### Task requirements
The entries below need to be written out exactly, with no pictures included.

### Supplied records
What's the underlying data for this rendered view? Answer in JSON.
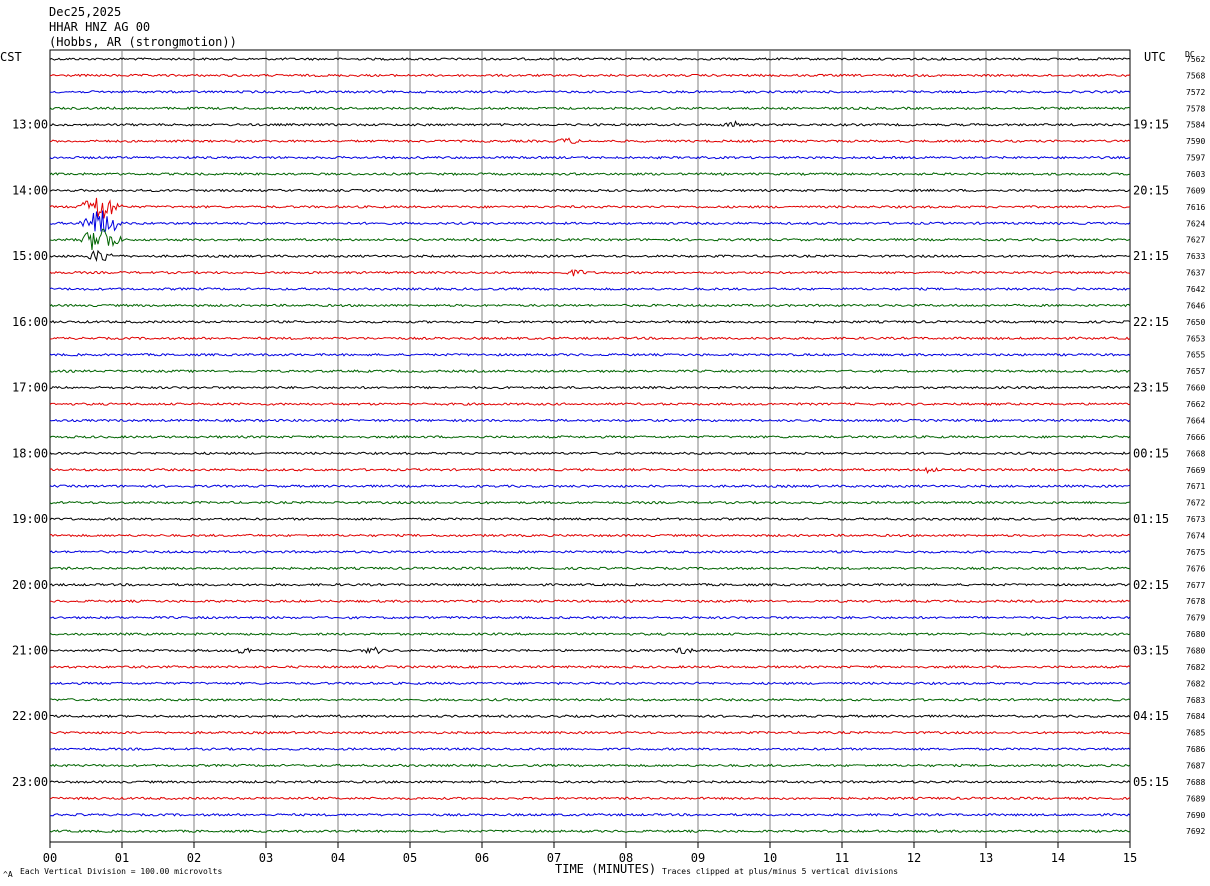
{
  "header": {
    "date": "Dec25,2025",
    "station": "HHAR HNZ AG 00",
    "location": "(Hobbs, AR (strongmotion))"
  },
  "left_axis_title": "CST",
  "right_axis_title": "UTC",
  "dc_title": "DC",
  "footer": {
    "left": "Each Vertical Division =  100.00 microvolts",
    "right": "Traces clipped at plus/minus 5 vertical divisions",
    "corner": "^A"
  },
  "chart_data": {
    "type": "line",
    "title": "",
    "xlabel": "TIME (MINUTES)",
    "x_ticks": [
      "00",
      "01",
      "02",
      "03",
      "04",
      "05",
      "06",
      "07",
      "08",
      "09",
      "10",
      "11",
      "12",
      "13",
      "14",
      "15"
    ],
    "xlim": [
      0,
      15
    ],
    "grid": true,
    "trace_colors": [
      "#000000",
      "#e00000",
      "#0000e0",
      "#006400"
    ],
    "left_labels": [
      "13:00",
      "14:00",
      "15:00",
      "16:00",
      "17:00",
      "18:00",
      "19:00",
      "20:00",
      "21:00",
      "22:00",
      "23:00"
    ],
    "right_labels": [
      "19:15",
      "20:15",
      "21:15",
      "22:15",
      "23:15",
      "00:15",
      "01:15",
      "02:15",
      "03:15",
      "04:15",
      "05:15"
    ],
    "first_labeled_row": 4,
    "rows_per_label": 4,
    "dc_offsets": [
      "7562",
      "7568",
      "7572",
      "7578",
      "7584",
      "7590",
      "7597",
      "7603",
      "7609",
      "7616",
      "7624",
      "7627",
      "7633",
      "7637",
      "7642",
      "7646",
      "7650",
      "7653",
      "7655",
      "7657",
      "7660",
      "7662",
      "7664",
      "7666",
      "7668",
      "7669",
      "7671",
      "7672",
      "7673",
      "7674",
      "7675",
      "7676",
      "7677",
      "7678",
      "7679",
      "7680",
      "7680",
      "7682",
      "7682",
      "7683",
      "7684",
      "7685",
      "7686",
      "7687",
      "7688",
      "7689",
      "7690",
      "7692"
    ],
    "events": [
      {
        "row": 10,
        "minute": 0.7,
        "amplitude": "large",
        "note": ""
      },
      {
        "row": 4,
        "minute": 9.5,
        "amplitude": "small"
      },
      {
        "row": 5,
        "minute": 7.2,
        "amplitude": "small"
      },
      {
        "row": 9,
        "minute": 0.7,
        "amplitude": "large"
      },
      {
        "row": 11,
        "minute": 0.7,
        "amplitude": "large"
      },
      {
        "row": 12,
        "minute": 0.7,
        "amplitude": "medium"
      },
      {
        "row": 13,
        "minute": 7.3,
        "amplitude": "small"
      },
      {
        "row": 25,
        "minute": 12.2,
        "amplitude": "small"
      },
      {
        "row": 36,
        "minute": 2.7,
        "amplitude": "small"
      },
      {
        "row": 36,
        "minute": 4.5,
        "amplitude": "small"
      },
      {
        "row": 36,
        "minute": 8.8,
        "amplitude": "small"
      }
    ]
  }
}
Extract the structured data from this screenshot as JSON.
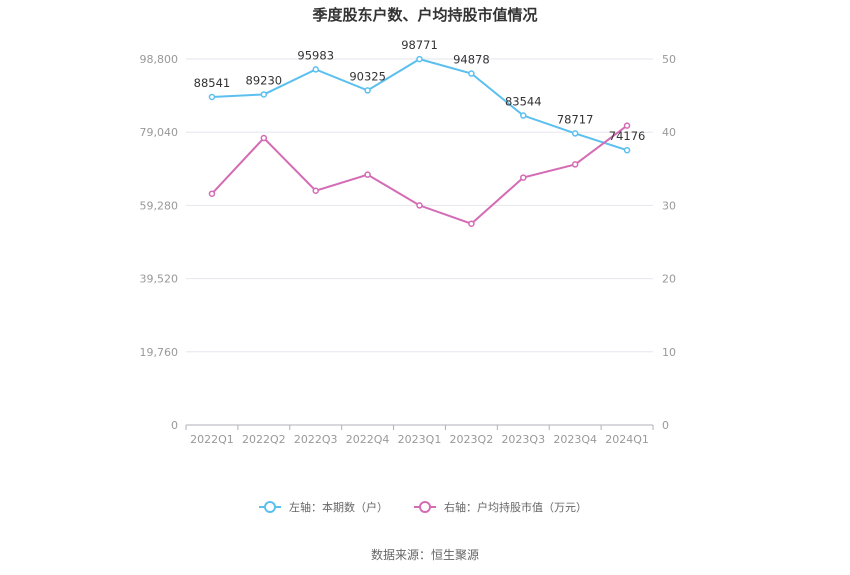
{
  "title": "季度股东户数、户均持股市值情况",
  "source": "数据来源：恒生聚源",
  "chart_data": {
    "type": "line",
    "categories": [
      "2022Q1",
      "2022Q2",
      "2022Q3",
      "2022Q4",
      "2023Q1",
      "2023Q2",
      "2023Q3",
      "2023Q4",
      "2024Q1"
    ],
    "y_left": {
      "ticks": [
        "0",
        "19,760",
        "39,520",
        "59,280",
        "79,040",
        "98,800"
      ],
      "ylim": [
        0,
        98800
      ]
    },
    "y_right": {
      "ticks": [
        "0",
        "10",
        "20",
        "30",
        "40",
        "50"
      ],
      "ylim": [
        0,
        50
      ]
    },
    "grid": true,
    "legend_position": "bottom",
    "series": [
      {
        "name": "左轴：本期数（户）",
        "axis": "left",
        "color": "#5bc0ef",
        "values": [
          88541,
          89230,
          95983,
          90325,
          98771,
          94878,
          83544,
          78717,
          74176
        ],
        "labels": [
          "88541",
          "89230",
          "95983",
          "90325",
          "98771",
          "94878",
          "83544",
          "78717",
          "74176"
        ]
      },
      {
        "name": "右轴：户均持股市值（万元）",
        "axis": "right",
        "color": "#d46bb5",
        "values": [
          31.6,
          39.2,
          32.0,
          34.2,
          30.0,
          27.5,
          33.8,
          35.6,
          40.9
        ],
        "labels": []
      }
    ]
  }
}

### Output for this exercise
What's the underlying data for this rendered view? Answer in JSON.
{
  "header": {
    "date": "Dec25,2025",
    "station": "HHAR HNZ AG 00",
    "location": "(Hobbs, AR (strongmotion))"
  },
  "left_axis_title": "CST",
  "right_axis_title": "UTC",
  "dc_title": "DC",
  "footer": {
    "left": "Each Vertical Division =  100.00 microvolts",
    "right": "Traces clipped at plus/minus 5 vertical divisions",
    "corner": "^A"
  },
  "chart_data": {
    "type": "line",
    "title": "",
    "xlabel": "TIME (MINUTES)",
    "x_ticks": [
      "00",
      "01",
      "02",
      "03",
      "04",
      "05",
      "06",
      "07",
      "08",
      "09",
      "10",
      "11",
      "12",
      "13",
      "14",
      "15"
    ],
    "xlim": [
      0,
      15
    ],
    "grid": true,
    "trace_colors": [
      "#000000",
      "#e00000",
      "#0000e0",
      "#006400"
    ],
    "left_labels": [
      "13:00",
      "14:00",
      "15:00",
      "16:00",
      "17:00",
      "18:00",
      "19:00",
      "20:00",
      "21:00",
      "22:00",
      "23:00"
    ],
    "right_labels": [
      "19:15",
      "20:15",
      "21:15",
      "22:15",
      "23:15",
      "00:15",
      "01:15",
      "02:15",
      "03:15",
      "04:15",
      "05:15"
    ],
    "first_labeled_row": 4,
    "rows_per_label": 4,
    "dc_offsets": [
      "7562",
      "7568",
      "7572",
      "7578",
      "7584",
      "7590",
      "7597",
      "7603",
      "7609",
      "7616",
      "7624",
      "7627",
      "7633",
      "7637",
      "7642",
      "7646",
      "7650",
      "7653",
      "7655",
      "7657",
      "7660",
      "7662",
      "7664",
      "7666",
      "7668",
      "7669",
      "7671",
      "7672",
      "7673",
      "7674",
      "7675",
      "7676",
      "7677",
      "7678",
      "7679",
      "7680",
      "7680",
      "7682",
      "7682",
      "7683",
      "7684",
      "7685",
      "7686",
      "7687",
      "7688",
      "7689",
      "7690",
      "7692"
    ],
    "events": [
      {
        "row": 10,
        "minute": 0.7,
        "amplitude": "large",
        "note": ""
      },
      {
        "row": 4,
        "minute": 9.5,
        "amplitude": "small"
      },
      {
        "row": 5,
        "minute": 7.2,
        "amplitude": "small"
      },
      {
        "row": 9,
        "minute": 0.7,
        "amplitude": "large"
      },
      {
        "row": 11,
        "minute": 0.7,
        "amplitude": "large"
      },
      {
        "row": 12,
        "minute": 0.7,
        "amplitude": "medium"
      },
      {
        "row": 13,
        "minute": 7.3,
        "amplitude": "small"
      },
      {
        "row": 25,
        "minute": 12.2,
        "amplitude": "small"
      },
      {
        "row": 36,
        "minute": 2.7,
        "amplitude": "small"
      },
      {
        "row": 36,
        "minute": 4.5,
        "amplitude": "small"
      },
      {
        "row": 36,
        "minute": 8.8,
        "amplitude": "small"
      }
    ]
  }
}
Extract the structured data from this screenshot as JSON.
{
  "title": "季度股东户数、户均持股市值情况",
  "source": "数据来源：恒生聚源",
  "chart_data": {
    "type": "line",
    "categories": [
      "2022Q1",
      "2022Q2",
      "2022Q3",
      "2022Q4",
      "2023Q1",
      "2023Q2",
      "2023Q3",
      "2023Q4",
      "2024Q1"
    ],
    "y_left": {
      "ticks": [
        "0",
        "19,760",
        "39,520",
        "59,280",
        "79,040",
        "98,800"
      ],
      "ylim": [
        0,
        98800
      ]
    },
    "y_right": {
      "ticks": [
        "0",
        "10",
        "20",
        "30",
        "40",
        "50"
      ],
      "ylim": [
        0,
        50
      ]
    },
    "grid": true,
    "legend_position": "bottom",
    "series": [
      {
        "name": "左轴：本期数（户）",
        "axis": "left",
        "color": "#5bc0ef",
        "values": [
          88541,
          89230,
          95983,
          90325,
          98771,
          94878,
          83544,
          78717,
          74176
        ],
        "labels": [
          "88541",
          "89230",
          "95983",
          "90325",
          "98771",
          "94878",
          "83544",
          "78717",
          "74176"
        ]
      },
      {
        "name": "右轴：户均持股市值（万元）",
        "axis": "right",
        "color": "#d46bb5",
        "values": [
          31.6,
          39.2,
          32.0,
          34.2,
          30.0,
          27.5,
          33.8,
          35.6,
          40.9
        ],
        "labels": []
      }
    ]
  }
}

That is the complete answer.